─── INFORMATION PROVIDED
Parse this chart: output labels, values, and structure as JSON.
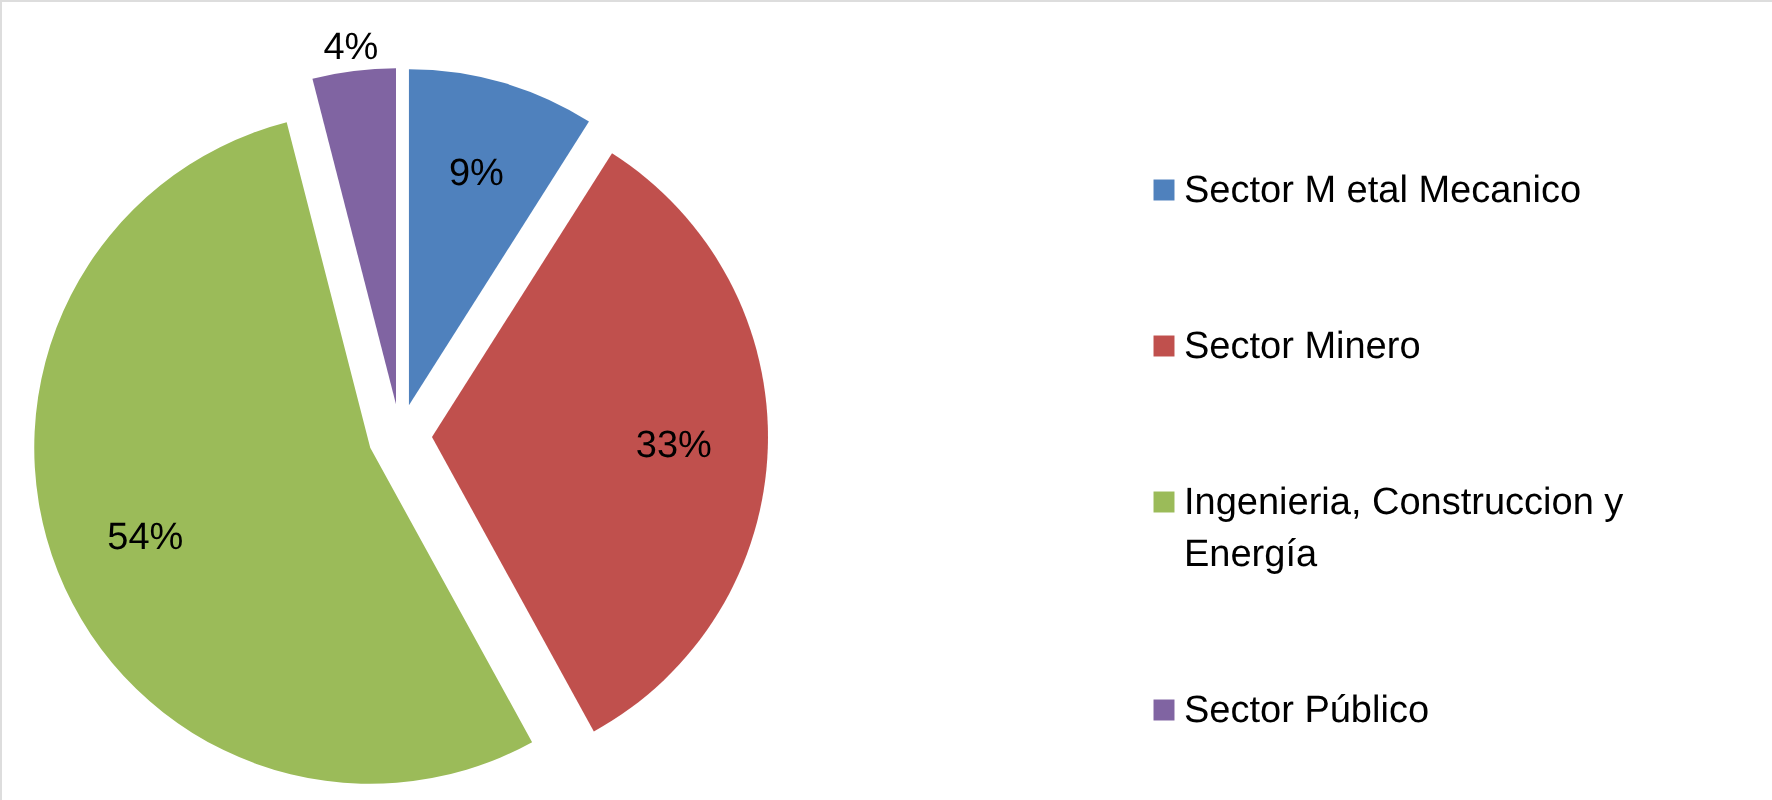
{
  "chart_data": {
    "type": "pie",
    "categories": [
      "Sector M etal Mecanico",
      "Sector Minero",
      "Ingenieria, Construccion y Energía",
      "Sector Público"
    ],
    "values": [
      9,
      33,
      54,
      4
    ],
    "value_labels": [
      "9%",
      "33%",
      "54%",
      "4%"
    ],
    "colors": [
      "#4f81bd",
      "#c0504d",
      "#9bbb59",
      "#8064a2"
    ],
    "legend": "right"
  }
}
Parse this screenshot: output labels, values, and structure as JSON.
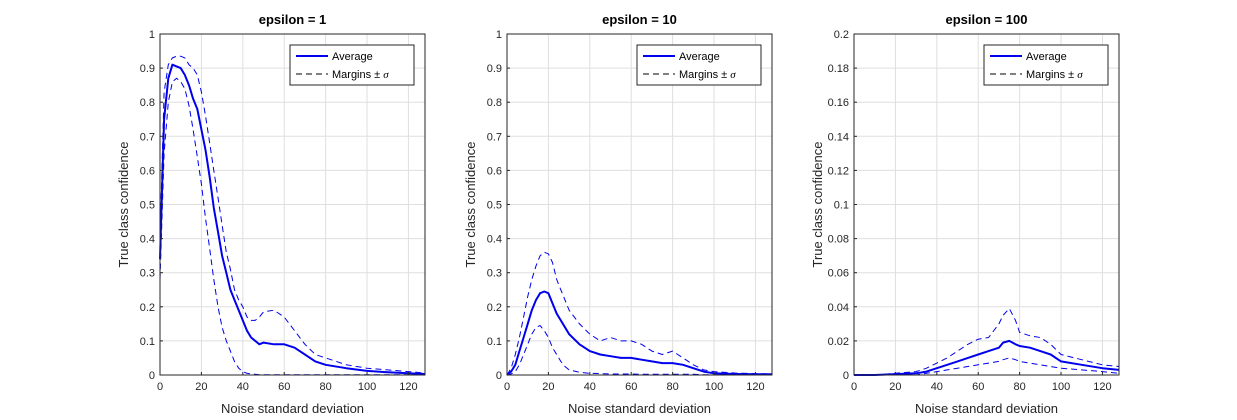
──────
Reproduce the material in its entirety and word for word, without the pictures.

**SOLUTION TO THIS EXERCISE:**
Parse this chart: output labels, values, and structure as JSON.
{
  "chart_data": {
    "type": "pie",
    "categories": [
      "Sector M etal Mecanico",
      "Sector Minero",
      "Ingenieria, Construccion y Energía",
      "Sector Público"
    ],
    "values": [
      9,
      33,
      54,
      4
    ],
    "value_labels": [
      "9%",
      "33%",
      "54%",
      "4%"
    ],
    "colors": [
      "#4f81bd",
      "#c0504d",
      "#9bbb59",
      "#8064a2"
    ],
    "legend": "right"
  }
}
Parse this screenshot: output labels, values, and structure as JSON.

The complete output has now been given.